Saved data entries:
#####
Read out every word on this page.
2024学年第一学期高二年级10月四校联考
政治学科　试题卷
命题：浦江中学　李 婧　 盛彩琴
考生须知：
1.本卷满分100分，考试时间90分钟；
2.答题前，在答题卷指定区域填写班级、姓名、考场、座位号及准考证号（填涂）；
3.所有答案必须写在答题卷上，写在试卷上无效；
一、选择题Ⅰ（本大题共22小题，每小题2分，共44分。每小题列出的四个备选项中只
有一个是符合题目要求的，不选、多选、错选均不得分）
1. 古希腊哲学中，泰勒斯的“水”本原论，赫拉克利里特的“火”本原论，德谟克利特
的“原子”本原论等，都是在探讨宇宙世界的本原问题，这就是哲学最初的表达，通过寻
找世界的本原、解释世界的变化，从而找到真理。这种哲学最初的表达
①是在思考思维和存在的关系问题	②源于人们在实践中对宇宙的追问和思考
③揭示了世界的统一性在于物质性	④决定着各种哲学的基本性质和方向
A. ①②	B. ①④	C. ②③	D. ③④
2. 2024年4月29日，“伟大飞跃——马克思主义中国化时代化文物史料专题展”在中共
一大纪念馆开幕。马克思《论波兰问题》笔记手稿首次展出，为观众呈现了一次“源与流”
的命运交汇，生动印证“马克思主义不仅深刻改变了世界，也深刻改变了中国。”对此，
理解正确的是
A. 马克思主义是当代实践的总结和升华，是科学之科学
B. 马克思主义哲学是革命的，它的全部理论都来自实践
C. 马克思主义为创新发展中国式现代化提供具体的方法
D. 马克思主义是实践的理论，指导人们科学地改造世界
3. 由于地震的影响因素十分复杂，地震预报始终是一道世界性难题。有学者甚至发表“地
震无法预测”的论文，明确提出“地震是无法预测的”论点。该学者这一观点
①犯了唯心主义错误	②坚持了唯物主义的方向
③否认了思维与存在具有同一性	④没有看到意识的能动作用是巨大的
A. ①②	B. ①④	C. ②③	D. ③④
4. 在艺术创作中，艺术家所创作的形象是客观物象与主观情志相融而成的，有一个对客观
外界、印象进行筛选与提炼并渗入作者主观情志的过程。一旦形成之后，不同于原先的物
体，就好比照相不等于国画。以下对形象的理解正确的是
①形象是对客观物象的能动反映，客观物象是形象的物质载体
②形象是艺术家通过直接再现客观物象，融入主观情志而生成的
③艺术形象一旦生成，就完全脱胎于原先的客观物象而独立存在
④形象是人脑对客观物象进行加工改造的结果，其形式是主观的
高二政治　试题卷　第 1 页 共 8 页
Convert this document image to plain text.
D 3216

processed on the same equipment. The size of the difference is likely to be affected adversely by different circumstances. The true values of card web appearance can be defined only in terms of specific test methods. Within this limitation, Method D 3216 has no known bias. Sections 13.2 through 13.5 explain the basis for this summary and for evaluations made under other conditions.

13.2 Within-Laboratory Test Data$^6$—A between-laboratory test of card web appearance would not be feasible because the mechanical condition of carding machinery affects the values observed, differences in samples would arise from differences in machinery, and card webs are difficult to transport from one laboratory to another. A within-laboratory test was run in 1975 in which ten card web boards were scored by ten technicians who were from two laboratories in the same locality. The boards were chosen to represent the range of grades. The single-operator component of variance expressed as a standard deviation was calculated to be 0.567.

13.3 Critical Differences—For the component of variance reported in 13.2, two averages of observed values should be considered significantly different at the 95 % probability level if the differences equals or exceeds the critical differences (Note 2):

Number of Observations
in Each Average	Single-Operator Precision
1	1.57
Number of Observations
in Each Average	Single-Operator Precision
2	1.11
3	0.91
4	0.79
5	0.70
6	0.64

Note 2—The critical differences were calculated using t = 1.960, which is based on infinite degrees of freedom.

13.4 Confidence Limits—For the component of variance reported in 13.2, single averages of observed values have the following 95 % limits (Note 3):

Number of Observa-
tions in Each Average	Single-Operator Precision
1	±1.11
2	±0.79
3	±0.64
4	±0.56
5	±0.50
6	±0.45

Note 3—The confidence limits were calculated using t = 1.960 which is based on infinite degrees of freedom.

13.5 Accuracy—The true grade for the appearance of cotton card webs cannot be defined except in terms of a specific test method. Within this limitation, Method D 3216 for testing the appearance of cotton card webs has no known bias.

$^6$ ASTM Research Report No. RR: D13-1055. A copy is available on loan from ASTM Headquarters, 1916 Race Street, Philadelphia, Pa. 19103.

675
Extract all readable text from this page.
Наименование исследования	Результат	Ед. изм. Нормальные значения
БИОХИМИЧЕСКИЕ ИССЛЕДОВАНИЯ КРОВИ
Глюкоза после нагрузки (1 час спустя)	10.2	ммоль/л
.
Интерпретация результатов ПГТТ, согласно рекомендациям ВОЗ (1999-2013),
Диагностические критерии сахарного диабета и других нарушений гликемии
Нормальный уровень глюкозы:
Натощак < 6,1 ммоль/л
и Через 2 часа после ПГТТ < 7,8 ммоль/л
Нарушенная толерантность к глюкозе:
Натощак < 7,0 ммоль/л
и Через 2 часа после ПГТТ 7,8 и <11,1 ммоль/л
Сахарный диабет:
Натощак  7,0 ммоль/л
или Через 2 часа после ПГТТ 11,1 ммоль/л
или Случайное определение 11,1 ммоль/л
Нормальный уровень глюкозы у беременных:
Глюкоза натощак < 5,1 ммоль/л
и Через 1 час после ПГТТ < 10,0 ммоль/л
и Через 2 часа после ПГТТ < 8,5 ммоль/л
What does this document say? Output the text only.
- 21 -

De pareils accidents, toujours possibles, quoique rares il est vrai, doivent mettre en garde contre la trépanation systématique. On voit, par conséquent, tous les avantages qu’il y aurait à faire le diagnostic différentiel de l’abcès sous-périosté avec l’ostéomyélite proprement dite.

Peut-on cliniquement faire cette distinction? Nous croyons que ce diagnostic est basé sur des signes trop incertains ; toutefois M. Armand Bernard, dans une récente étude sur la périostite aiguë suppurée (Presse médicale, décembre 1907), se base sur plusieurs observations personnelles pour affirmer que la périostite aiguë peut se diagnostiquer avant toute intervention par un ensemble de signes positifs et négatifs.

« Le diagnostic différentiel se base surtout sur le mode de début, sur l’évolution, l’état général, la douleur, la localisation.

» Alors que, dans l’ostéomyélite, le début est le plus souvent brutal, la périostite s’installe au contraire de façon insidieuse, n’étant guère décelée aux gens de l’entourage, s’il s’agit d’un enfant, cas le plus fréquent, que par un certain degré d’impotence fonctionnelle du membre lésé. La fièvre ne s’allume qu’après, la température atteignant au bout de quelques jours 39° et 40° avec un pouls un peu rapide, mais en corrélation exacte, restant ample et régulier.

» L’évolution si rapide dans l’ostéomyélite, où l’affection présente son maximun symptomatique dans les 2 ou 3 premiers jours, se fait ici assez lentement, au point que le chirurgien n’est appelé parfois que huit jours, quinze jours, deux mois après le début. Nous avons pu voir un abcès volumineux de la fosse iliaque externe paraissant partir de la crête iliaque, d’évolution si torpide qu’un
#####
● DIRECTIONS FOR THIS TASK
Exactly as shown above, return every record.

● FULL ANSWER
Read out every word on this page.
2024学年第一学期高二年级10月四校联考
政治学科　试题卷
命题：浦江中学　李 婧　 盛彩琴
考生须知：
1.本卷满分100分，考试时间90分钟；
2.答题前，在答题卷指定区域填写班级、姓名、考场、座位号及准考证号（填涂）；
3.所有答案必须写在答题卷上，写在试卷上无效；
一、选择题Ⅰ（本大题共22小题，每小题2分，共44分。每小题列出的四个备选项中只
有一个是符合题目要求的，不选、多选、错选均不得分）
1. 古希腊哲学中，泰勒斯的“水”本原论，赫拉克利里特的“火”本原论，德谟克利特
的“原子”本原论等，都是在探讨宇宙世界的本原问题，这就是哲学最初的表达，通过寻
找世界的本原、解释世界的变化，从而找到真理。这种哲学最初的表达
①是在思考思维和存在的关系问题	②源于人们在实践中对宇宙的追问和思考
③揭示了世界的统一性在于物质性	④决定着各种哲学的基本性质和方向
A. ①②	B. ①④	C. ②③	D. ③④
2. 2024年4月29日，“伟大飞跃——马克思主义中国化时代化文物史料专题展”在中共
一大纪念馆开幕。马克思《论波兰问题》笔记手稿首次展出，为观众呈现了一次“源与流”
的命运交汇，生动印证“马克思主义不仅深刻改变了世界，也深刻改变了中国。”对此，
理解正确的是
A. 马克思主义是当代实践的总结和升华，是科学之科学
B. 马克思主义哲学是革命的，它的全部理论都来自实践
C. 马克思主义为创新发展中国式现代化提供具体的方法
D. 马克思主义是实践的理论，指导人们科学地改造世界
3. 由于地震的影响因素十分复杂，地震预报始终是一道世界性难题。有学者甚至发表“地
震无法预测”的论文，明确提出“地震是无法预测的”论点。该学者这一观点
①犯了唯心主义错误	②坚持了唯物主义的方向
③否认了思维与存在具有同一性	④没有看到意识的能动作用是巨大的
A. ①②	B. ①④	C. ②③	D. ③④
4. 在艺术创作中，艺术家所创作的形象是客观物象与主观情志相融而成的，有一个对客观
外界、印象进行筛选与提炼并渗入作者主观情志的过程。一旦形成之后，不同于原先的物
体，就好比照相不等于国画。以下对形象的理解正确的是
①形象是对客观物象的能动反映，客观物象是形象的物质载体
②形象是艺术家通过直接再现客观物象，融入主观情志而生成的
③艺术形象一旦生成，就完全脱胎于原先的客观物象而独立存在
④形象是人脑对客观物象进行加工改造的结果，其形式是主观的
高二政治　试题卷　第 1 页 共 8 页
Convert this document image to plain text.
D 3216

processed on the same equipment. The size of the difference is likely to be affected adversely by different circumstances. The true values of card web appearance can be defined only in terms of specific test methods. Within this limitation, Method D 3216 has no known bias. Sections 13.2 through 13.5 explain the basis for this summary and for evaluations made under other conditions.

13.2 Within-Laboratory Test Data$^6$—A between-laboratory test of card web appearance would not be feasible because the mechanical condition of carding machinery affects the values observed, differences in samples would arise from differences in machinery, and card webs are difficult to transport from one laboratory to another. A within-laboratory test was run in 1975 in which ten card web boards were scored by ten technicians who were from two laboratories in the same locality. The boards were chosen to represent the range of grades. The single-operator component of variance expressed as a standard deviation was calculated to be 0.567.

13.3 Critical Differences—For the component of variance reported in 13.2, two averages of observed values should be considered significantly different at the 95 % probability level if the differences equals or exceeds the critical differences (Note 2):

Number of Observations
in Each Average	Single-Operator Precision
1	1.57
Number of Observations
in Each Average	Single-Operator Precision
2	1.11
3	0.91
4	0.79
5	0.70
6	0.64

Note 2—The critical differences were calculated using t = 1.960, which is based on infinite degrees of freedom.

13.4 Confidence Limits—For the component of variance reported in 13.2, single averages of observed values have the following 95 % limits (Note 3):

Number of Observa-
tions in Each Average	Single-Operator Precision
1	±1.11
2	±0.79
3	±0.64
4	±0.56
5	±0.50
6	±0.45

Note 3—The confidence limits were calculated using t = 1.960 which is based on infinite degrees of freedom.

13.5 Accuracy—The true grade for the appearance of cotton card webs cannot be defined except in terms of a specific test method. Within this limitation, Method D 3216 for testing the appearance of cotton card webs has no known bias.

$^6$ ASTM Research Report No. RR: D13-1055. A copy is available on loan from ASTM Headquarters, 1916 Race Street, Philadelphia, Pa. 19103.

675
Extract all readable text from this page.
Наименование исследования	Результат	Ед. изм. Нормальные значения
БИОХИМИЧЕСКИЕ ИССЛЕДОВАНИЯ КРОВИ
Глюкоза после нагрузки (1 час спустя)	10.2	ммоль/л
.
Интерпретация результатов ПГТТ, согласно рекомендациям ВОЗ (1999-2013),
Диагностические критерии сахарного диабета и других нарушений гликемии
Нормальный уровень глюкозы:
Натощак < 6,1 ммоль/л
и Через 2 часа после ПГТТ < 7,8 ммоль/л
Нарушенная толерантность к глюкозе:
Натощак < 7,0 ммоль/л
и Через 2 часа после ПГТТ 7,8 и <11,1 ммоль/л
Сахарный диабет:
Натощак  7,0 ммоль/л
или Через 2 часа после ПГТТ 11,1 ммоль/л
или Случайное определение 11,1 ммоль/л
Нормальный уровень глюкозы у беременных:
Глюкоза натощак < 5,1 ммоль/л
и Через 1 час после ПГТТ < 10,0 ммоль/л
и Через 2 часа после ПГТТ < 8,5 ммоль/л
What does this document say? Output the text only.
- 21 -

De pareils accidents, toujours possibles, quoique rares il est vrai, doivent mettre en garde contre la trépanation systématique. On voit, par conséquent, tous les avantages qu’il y aurait à faire le diagnostic différentiel de l’abcès sous-périosté avec l’ostéomyélite proprement dite.

Peut-on cliniquement faire cette distinction? Nous croyons que ce diagnostic est basé sur des signes trop incertains ; toutefois M. Armand Bernard, dans une récente étude sur la périostite aiguë suppurée (Presse médicale, décembre 1907), se base sur plusieurs observations personnelles pour affirmer que la périostite aiguë peut se diagnostiquer avant toute intervention par un ensemble de signes positifs et négatifs.

« Le diagnostic différentiel se base surtout sur le mode de début, sur l’évolution, l’état général, la douleur, la localisation.

» Alors que, dans l’ostéomyélite, le début est le plus souvent brutal, la périostite s’installe au contraire de façon insidieuse, n’étant guère décelée aux gens de l’entourage, s’il s’agit d’un enfant, cas le plus fréquent, que par un certain degré d’impotence fonctionnelle du membre lésé. La fièvre ne s’allume qu’après, la température atteignant au bout de quelques jours 39° et 40° avec un pouls un peu rapide, mais en corrélation exacte, restant ample et régulier.

» L’évolution si rapide dans l’ostéomyélite, où l’affection présente son maximun symptomatique dans les 2 ou 3 premiers jours, se fait ici assez lentement, au point que le chirurgien n’est appelé parfois que huit jours, quinze jours, deux mois après le début. Nous avons pu voir un abcès volumineux de la fosse iliaque externe paraissant partir de la crête iliaque, d’évolution si torpide qu’un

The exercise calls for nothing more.